Required task: Review the listing and copy each line that holds the word "text".

Information supplied:
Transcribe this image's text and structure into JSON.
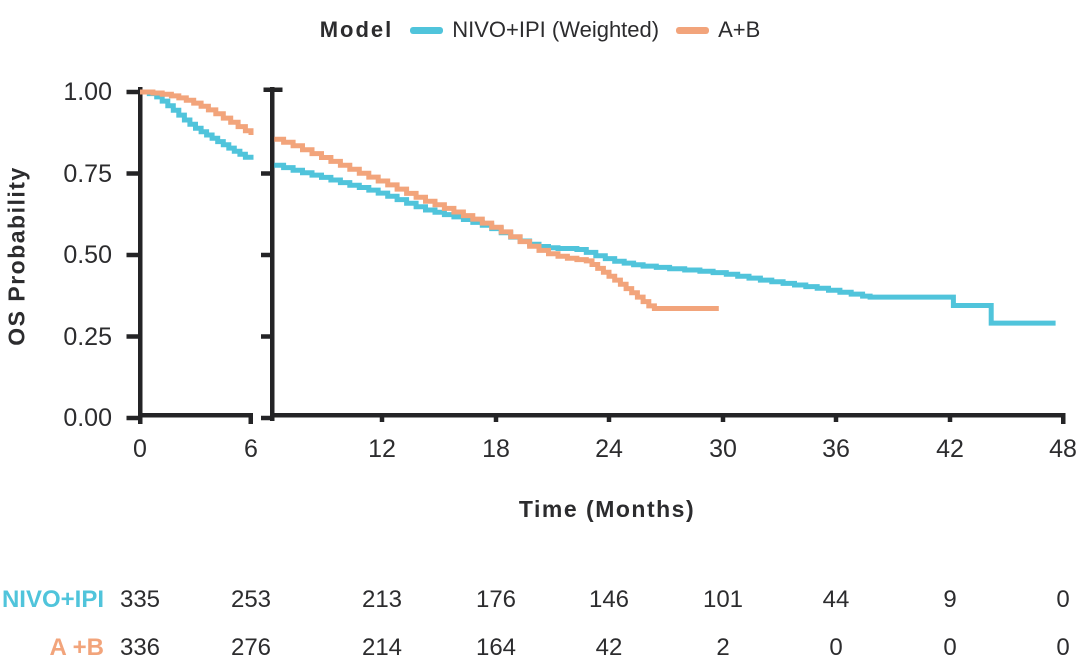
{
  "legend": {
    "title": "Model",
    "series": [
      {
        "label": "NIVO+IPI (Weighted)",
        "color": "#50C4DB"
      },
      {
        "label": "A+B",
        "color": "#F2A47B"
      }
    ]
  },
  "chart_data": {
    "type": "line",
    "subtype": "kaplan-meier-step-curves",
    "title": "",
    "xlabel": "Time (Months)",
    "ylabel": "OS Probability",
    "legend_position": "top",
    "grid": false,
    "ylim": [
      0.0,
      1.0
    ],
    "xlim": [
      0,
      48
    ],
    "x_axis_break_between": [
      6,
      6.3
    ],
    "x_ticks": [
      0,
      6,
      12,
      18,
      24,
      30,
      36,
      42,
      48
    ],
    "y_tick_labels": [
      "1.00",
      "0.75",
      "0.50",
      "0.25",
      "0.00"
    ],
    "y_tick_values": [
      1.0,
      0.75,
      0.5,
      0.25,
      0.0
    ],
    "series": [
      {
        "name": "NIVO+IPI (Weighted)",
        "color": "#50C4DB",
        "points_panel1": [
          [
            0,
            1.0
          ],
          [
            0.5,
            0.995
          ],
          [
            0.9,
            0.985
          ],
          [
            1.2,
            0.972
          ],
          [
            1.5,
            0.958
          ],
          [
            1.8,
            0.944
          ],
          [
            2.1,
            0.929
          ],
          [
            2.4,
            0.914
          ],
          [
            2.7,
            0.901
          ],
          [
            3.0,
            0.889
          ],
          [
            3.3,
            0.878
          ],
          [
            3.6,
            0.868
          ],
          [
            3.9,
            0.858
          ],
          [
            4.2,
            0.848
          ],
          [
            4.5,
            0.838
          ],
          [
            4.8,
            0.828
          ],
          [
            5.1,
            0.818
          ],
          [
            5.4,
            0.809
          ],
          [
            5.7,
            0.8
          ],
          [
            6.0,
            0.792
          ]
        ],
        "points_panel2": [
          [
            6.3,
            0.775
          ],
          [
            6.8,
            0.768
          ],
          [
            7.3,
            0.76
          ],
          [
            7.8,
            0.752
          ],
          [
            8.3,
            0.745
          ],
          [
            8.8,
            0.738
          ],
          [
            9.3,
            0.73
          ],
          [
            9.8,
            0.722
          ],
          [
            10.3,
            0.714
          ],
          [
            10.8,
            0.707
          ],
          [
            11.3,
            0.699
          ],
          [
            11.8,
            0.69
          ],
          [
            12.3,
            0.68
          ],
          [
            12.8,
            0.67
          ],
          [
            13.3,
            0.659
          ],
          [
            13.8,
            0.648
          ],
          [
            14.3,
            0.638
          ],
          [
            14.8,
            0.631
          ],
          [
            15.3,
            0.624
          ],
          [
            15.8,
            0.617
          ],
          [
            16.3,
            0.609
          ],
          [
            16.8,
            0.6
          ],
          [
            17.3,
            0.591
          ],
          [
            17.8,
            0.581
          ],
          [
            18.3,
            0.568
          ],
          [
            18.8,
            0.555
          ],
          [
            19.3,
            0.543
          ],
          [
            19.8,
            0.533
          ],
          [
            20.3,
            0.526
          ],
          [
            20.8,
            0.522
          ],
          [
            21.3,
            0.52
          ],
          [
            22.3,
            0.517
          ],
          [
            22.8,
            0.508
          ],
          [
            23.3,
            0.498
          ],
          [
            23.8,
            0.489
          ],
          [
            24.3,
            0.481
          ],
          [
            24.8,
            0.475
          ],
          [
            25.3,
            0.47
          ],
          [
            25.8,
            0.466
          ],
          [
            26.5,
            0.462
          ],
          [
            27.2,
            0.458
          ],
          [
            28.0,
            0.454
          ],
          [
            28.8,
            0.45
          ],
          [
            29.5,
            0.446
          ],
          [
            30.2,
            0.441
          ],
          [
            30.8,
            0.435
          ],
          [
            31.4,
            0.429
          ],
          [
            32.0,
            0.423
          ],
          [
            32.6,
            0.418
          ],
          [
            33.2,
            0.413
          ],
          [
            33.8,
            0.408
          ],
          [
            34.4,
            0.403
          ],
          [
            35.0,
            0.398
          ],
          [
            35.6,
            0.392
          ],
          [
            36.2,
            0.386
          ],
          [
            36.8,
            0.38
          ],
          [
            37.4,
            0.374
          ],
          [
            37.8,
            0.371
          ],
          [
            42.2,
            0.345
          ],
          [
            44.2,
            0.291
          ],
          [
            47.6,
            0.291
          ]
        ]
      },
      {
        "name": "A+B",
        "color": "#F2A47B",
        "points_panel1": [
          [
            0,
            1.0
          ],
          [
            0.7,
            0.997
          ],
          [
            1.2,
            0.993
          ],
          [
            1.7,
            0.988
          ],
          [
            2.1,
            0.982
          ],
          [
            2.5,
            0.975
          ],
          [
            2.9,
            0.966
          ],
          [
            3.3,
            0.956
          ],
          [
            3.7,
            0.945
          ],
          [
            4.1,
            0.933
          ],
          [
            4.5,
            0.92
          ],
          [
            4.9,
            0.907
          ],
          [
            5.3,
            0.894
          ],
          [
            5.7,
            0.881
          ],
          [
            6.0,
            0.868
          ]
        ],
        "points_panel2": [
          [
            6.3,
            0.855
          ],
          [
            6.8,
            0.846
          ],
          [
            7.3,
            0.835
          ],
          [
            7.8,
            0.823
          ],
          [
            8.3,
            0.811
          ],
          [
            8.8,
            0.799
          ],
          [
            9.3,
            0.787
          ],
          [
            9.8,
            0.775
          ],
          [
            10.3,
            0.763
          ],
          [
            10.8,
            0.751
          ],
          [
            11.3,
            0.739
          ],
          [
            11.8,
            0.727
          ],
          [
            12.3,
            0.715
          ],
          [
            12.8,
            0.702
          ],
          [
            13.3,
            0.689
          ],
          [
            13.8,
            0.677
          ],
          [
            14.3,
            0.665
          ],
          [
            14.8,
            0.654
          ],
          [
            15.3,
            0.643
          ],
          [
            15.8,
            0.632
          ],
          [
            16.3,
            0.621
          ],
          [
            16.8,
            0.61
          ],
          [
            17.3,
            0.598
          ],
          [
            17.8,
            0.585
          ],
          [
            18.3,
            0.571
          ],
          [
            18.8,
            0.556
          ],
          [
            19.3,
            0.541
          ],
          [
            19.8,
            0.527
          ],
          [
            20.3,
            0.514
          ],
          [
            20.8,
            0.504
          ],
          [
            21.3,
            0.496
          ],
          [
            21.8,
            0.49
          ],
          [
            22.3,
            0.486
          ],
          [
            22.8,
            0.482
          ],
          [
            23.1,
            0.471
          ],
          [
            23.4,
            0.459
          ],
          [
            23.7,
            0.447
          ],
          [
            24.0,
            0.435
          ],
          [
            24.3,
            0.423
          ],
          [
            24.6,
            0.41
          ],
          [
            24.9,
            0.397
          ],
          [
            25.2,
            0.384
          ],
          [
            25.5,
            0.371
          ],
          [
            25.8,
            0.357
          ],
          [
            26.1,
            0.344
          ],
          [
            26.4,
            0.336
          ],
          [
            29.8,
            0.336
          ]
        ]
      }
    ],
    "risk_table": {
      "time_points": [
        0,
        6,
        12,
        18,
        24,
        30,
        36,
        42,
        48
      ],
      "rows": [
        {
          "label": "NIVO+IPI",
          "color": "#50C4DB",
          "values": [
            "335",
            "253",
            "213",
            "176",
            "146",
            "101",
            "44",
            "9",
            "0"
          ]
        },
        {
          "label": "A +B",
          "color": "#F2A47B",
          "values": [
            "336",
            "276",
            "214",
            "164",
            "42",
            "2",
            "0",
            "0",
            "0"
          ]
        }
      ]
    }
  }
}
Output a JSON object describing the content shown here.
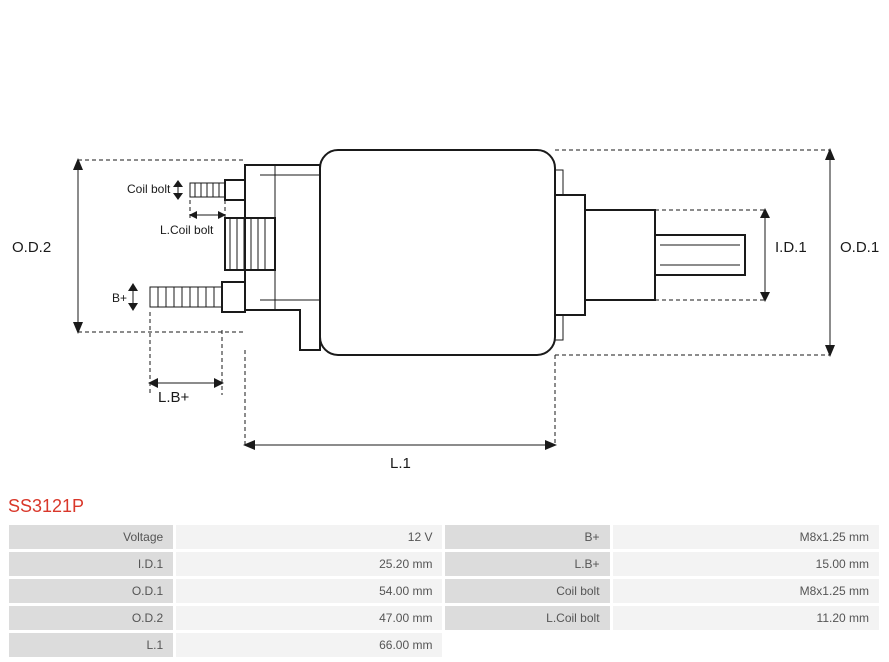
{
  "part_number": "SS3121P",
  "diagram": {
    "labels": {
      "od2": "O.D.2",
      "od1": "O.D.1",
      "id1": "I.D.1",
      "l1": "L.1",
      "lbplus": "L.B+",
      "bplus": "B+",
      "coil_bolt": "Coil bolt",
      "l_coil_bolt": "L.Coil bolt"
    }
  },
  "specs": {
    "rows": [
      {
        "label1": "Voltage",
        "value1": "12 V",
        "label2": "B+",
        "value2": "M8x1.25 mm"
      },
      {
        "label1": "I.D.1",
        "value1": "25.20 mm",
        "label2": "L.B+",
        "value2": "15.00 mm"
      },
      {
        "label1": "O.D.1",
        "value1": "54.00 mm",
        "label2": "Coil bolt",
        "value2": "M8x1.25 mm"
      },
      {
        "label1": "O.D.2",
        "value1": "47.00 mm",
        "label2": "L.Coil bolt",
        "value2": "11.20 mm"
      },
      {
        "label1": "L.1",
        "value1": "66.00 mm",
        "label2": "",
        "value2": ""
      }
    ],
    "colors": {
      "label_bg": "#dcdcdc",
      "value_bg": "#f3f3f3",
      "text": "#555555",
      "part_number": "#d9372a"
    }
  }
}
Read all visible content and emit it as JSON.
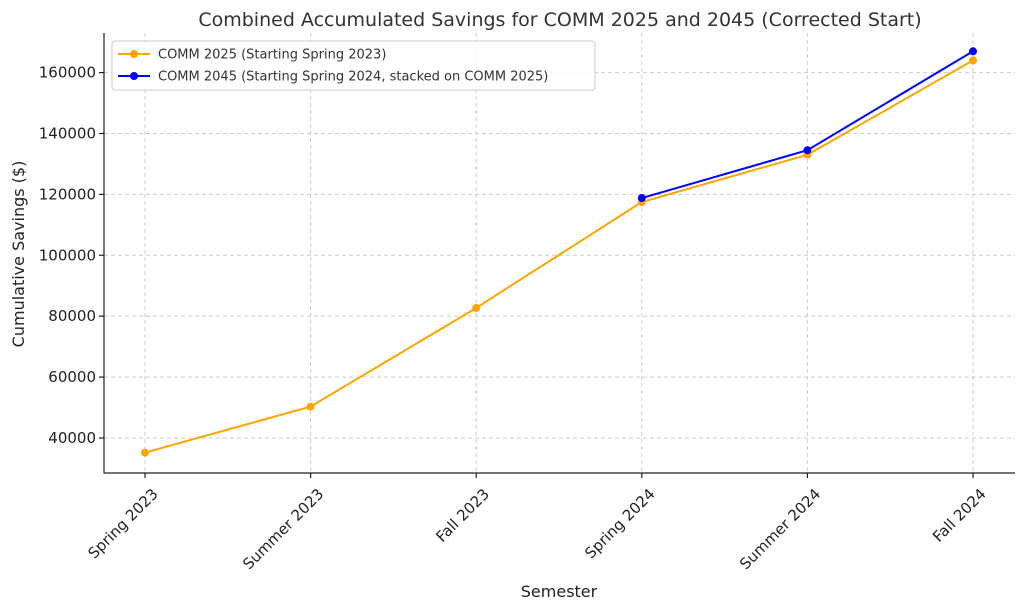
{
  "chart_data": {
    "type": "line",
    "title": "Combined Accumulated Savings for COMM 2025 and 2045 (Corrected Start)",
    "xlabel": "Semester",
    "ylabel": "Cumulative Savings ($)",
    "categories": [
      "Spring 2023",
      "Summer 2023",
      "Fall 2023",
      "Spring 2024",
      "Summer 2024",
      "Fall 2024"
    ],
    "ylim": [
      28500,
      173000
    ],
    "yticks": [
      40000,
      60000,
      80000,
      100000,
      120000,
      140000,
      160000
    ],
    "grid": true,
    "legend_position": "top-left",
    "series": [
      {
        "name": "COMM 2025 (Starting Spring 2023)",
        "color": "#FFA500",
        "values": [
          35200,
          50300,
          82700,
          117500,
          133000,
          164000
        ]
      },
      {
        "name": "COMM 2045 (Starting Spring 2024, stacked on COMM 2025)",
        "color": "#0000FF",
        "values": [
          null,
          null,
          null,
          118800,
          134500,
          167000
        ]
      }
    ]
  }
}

Reply:
Transcribe this image's text and structure into JSON.
      "text": "#555555",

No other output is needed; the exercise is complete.